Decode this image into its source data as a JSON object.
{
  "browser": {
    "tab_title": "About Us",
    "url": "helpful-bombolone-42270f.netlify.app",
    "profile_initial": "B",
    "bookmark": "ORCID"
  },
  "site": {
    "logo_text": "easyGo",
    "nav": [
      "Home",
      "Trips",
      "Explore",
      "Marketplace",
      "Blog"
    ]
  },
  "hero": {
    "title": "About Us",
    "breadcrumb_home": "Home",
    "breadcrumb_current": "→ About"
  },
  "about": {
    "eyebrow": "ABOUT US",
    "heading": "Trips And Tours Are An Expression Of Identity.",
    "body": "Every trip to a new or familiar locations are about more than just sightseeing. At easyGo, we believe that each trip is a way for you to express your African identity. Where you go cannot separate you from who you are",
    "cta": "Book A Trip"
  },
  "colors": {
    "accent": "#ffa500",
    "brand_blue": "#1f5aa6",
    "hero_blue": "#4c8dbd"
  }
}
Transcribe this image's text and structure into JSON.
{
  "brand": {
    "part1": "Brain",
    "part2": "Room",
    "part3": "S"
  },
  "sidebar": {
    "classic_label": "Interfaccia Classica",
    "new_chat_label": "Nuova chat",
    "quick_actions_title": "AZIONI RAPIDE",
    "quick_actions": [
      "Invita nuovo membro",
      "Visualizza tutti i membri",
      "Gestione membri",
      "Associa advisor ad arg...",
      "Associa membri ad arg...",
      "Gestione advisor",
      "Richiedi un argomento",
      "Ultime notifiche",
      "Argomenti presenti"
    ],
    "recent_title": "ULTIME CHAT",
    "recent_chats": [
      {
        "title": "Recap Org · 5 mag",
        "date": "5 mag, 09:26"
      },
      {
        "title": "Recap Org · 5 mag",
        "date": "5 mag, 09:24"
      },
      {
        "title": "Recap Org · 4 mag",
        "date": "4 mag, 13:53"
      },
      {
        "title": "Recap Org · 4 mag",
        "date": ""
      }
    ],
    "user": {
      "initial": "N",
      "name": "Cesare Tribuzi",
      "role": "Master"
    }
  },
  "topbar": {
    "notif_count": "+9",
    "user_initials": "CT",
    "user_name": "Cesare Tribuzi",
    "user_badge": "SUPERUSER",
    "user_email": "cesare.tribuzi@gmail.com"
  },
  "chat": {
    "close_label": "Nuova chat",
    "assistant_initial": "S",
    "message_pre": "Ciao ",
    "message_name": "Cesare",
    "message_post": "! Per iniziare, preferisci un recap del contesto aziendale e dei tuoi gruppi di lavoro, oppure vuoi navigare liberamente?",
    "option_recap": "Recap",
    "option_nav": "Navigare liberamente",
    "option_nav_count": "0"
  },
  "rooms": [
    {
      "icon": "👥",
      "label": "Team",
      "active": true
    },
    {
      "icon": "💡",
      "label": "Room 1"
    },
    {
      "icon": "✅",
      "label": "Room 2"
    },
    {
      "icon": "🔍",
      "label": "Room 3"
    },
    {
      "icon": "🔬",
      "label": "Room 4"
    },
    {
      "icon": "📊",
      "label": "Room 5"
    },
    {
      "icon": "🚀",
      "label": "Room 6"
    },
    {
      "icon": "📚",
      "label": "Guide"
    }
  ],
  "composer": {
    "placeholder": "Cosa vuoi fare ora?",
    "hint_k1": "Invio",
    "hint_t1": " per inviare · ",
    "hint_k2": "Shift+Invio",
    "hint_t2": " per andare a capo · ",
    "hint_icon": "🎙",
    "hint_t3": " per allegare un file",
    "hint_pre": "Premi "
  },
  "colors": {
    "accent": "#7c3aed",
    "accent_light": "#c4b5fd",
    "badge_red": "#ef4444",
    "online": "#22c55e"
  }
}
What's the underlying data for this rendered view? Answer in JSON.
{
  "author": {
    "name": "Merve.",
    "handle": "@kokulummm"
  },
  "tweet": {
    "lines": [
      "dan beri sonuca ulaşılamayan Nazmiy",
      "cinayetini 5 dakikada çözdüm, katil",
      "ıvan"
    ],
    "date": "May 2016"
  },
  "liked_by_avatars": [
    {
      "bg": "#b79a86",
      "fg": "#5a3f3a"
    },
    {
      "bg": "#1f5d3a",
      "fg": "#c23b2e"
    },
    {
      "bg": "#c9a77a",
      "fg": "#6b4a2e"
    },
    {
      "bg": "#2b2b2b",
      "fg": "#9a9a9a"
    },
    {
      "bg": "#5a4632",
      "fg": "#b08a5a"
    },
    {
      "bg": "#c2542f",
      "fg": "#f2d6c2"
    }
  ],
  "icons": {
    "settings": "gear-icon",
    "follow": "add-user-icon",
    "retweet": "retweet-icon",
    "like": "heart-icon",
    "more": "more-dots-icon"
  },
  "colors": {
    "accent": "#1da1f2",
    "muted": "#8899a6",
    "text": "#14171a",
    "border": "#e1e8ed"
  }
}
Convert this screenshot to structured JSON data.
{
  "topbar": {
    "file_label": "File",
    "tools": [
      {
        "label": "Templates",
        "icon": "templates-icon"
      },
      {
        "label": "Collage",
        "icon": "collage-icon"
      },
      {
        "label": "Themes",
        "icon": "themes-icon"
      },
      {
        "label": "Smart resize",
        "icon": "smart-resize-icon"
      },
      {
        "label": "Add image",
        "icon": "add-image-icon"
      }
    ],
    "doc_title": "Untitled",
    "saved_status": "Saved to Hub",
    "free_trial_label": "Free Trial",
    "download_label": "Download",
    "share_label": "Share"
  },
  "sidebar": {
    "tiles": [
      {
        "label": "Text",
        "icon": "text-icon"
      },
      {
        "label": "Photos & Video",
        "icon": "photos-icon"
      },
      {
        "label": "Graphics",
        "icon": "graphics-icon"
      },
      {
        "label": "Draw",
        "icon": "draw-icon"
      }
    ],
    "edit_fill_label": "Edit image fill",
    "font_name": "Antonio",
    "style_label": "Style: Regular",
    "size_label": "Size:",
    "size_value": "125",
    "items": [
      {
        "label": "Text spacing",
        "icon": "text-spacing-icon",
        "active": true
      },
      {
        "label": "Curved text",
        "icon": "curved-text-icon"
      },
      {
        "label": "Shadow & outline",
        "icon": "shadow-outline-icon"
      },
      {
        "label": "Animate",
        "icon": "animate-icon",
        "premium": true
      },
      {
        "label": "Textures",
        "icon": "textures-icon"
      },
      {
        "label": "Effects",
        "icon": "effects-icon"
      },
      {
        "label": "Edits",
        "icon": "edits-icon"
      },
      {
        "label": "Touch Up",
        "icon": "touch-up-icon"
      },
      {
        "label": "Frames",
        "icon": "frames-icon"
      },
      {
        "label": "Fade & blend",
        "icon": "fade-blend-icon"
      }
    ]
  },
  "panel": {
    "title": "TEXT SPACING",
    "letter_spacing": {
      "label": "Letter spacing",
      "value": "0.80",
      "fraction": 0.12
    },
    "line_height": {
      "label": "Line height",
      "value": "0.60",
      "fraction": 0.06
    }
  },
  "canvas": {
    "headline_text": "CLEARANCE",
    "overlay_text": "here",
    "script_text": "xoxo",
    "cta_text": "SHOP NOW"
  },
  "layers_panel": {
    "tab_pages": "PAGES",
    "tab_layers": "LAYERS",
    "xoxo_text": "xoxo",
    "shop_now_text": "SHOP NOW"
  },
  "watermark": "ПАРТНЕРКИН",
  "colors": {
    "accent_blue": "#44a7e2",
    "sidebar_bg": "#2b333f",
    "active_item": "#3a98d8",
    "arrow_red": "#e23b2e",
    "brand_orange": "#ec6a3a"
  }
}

| GOAL |
Transcribe the data above in full, exactly.

| REPLY TO THE EXERCISE |
Decode this image into its source data as a JSON object.
{
  "browser": {
    "tab_title": "About Us",
    "url": "helpful-bombolone-42270f.netlify.app",
    "profile_initial": "B",
    "bookmark": "ORCID"
  },
  "site": {
    "logo_text": "easyGo",
    "nav": [
      "Home",
      "Trips",
      "Explore",
      "Marketplace",
      "Blog"
    ]
  },
  "hero": {
    "title": "About Us",
    "breadcrumb_home": "Home",
    "breadcrumb_current": "→ About"
  },
  "about": {
    "eyebrow": "ABOUT US",
    "heading": "Trips And Tours Are An Expression Of Identity.",
    "body": "Every trip to a new or familiar locations are about more than just sightseeing. At easyGo, we believe that each trip is a way for you to express your African identity. Where you go cannot separate you from who you are",
    "cta": "Book A Trip"
  },
  "colors": {
    "accent": "#ffa500",
    "brand_blue": "#1f5aa6",
    "hero_blue": "#4c8dbd"
  }
}
Transcribe this image's text and structure into JSON.
{
  "brand": {
    "part1": "Brain",
    "part2": "Room",
    "part3": "S"
  },
  "sidebar": {
    "classic_label": "Interfaccia Classica",
    "new_chat_label": "Nuova chat",
    "quick_actions_title": "AZIONI RAPIDE",
    "quick_actions": [
      "Invita nuovo membro",
      "Visualizza tutti i membri",
      "Gestione membri",
      "Associa advisor ad arg...",
      "Associa membri ad arg...",
      "Gestione advisor",
      "Richiedi un argomento",
      "Ultime notifiche",
      "Argomenti presenti"
    ],
    "recent_title": "ULTIME CHAT",
    "recent_chats": [
      {
        "title": "Recap Org · 5 mag",
        "date": "5 mag, 09:26"
      },
      {
        "title": "Recap Org · 5 mag",
        "date": "5 mag, 09:24"
      },
      {
        "title": "Recap Org · 4 mag",
        "date": "4 mag, 13:53"
      },
      {
        "title": "Recap Org · 4 mag",
        "date": ""
      }
    ],
    "user": {
      "initial": "N",
      "name": "Cesare Tribuzi",
      "role": "Master"
    }
  },
  "topbar": {
    "notif_count": "+9",
    "user_initials": "CT",
    "user_name": "Cesare Tribuzi",
    "user_badge": "SUPERUSER",
    "user_email": "cesare.tribuzi@gmail.com"
  },
  "chat": {
    "close_label": "Nuova chat",
    "assistant_initial": "S",
    "message_pre": "Ciao ",
    "message_name": "Cesare",
    "message_post": "! Per iniziare, preferisci un recap del contesto aziendale e dei tuoi gruppi di lavoro, oppure vuoi navigare liberamente?",
    "option_recap": "Recap",
    "option_nav": "Navigare liberamente",
    "option_nav_count": "0"
  },
  "rooms": [
    {
      "icon": "👥",
      "label": "Team",
      "active": true
    },
    {
      "icon": "💡",
      "label": "Room 1"
    },
    {
      "icon": "✅",
      "label": "Room 2"
    },
    {
      "icon": "🔍",
      "label": "Room 3"
    },
    {
      "icon": "🔬",
      "label": "Room 4"
    },
    {
      "icon": "📊",
      "label": "Room 5"
    },
    {
      "icon": "🚀",
      "label": "Room 6"
    },
    {
      "icon": "📚",
      "label": "Guide"
    }
  ],
  "composer": {
    "placeholder": "Cosa vuoi fare ora?",
    "hint_k1": "Invio",
    "hint_t1": " per inviare · ",
    "hint_k2": "Shift+Invio",
    "hint_t2": " per andare a capo · ",
    "hint_icon": "🎙",
    "hint_t3": " per allegare un file",
    "hint_pre": "Premi "
  },
  "colors": {
    "accent": "#7c3aed",
    "accent_light": "#c4b5fd",
    "badge_red": "#ef4444",
    "online": "#22c55e"
  }
}
What's the underlying data for this rendered view? Answer in JSON.
{
  "author": {
    "name": "Merve.",
    "handle": "@kokulummm"
  },
  "tweet": {
    "lines": [
      "dan beri sonuca ulaşılamayan Nazmiy",
      "cinayetini 5 dakikada çözdüm, katil",
      "ıvan"
    ],
    "date": "May 2016"
  },
  "liked_by_avatars": [
    {
      "bg": "#b79a86",
      "fg": "#5a3f3a"
    },
    {
      "bg": "#1f5d3a",
      "fg": "#c23b2e"
    },
    {
      "bg": "#c9a77a",
      "fg": "#6b4a2e"
    },
    {
      "bg": "#2b2b2b",
      "fg": "#9a9a9a"
    },
    {
      "bg": "#5a4632",
      "fg": "#b08a5a"
    },
    {
      "bg": "#c2542f",
      "fg": "#f2d6c2"
    }
  ],
  "icons": {
    "settings": "gear-icon",
    "follow": "add-user-icon",
    "retweet": "retweet-icon",
    "like": "heart-icon",
    "more": "more-dots-icon"
  },
  "colors": {
    "accent": "#1da1f2",
    "muted": "#8899a6",
    "text": "#14171a",
    "border": "#e1e8ed"
  }
}
Convert this screenshot to structured JSON data.
{
  "topbar": {
    "file_label": "File",
    "tools": [
      {
        "label": "Templates",
        "icon": "templates-icon"
      },
      {
        "label": "Collage",
        "icon": "collage-icon"
      },
      {
        "label": "Themes",
        "icon": "themes-icon"
      },
      {
        "label": "Smart resize",
        "icon": "smart-resize-icon"
      },
      {
        "label": "Add image",
        "icon": "add-image-icon"
      }
    ],
    "doc_title": "Untitled",
    "saved_status": "Saved to Hub",
    "free_trial_label": "Free Trial",
    "download_label": "Download",
    "share_label": "Share"
  },
  "sidebar": {
    "tiles": [
      {
        "label": "Text",
        "icon": "text-icon"
      },
      {
        "label": "Photos & Video",
        "icon": "photos-icon"
      },
      {
        "label": "Graphics",
        "icon": "graphics-icon"
      },
      {
        "label": "Draw",
        "icon": "draw-icon"
      }
    ],
    "edit_fill_label": "Edit image fill",
    "font_name": "Antonio",
    "style_label": "Style: Regular",
    "size_label": "Size:",
    "size_value": "125",
    "items": [
      {
        "label": "Text spacing",
        "icon": "text-spacing-icon",
        "active": true
      },
      {
        "label": "Curved text",
        "icon": "curved-text-icon"
      },
      {
        "label": "Shadow & outline",
        "icon": "shadow-outline-icon"
      },
      {
        "label": "Animate",
        "icon": "animate-icon",
        "premium": true
      },
      {
        "label": "Textures",
        "icon": "textures-icon"
      },
      {
        "label": "Effects",
        "icon": "effects-icon"
      },
      {
        "label": "Edits",
        "icon": "edits-icon"
      },
      {
        "label": "Touch Up",
        "icon": "touch-up-icon"
      },
      {
        "label": "Frames",
        "icon": "frames-icon"
      },
      {
        "label": "Fade & blend",
        "icon": "fade-blend-icon"
      }
    ]
  },
  "panel": {
    "title": "TEXT SPACING",
    "letter_spacing": {
      "label": "Letter spacing",
      "value": "0.80",
      "fraction": 0.12
    },
    "line_height": {
      "label": "Line height",
      "value": "0.60",
      "fraction": 0.06
    }
  },
  "canvas": {
    "headline_text": "CLEARANCE",
    "overlay_text": "here",
    "script_text": "xoxo",
    "cta_text": "SHOP NOW"
  },
  "layers_panel": {
    "tab_pages": "PAGES",
    "tab_layers": "LAYERS",
    "xoxo_text": "xoxo",
    "shop_now_text": "SHOP NOW"
  },
  "watermark": "ПАРТНЕРКИН",
  "colors": {
    "accent_blue": "#44a7e2",
    "sidebar_bg": "#2b333f",
    "active_item": "#3a98d8",
    "arrow_red": "#e23b2e",
    "brand_orange": "#ec6a3a"
  }
}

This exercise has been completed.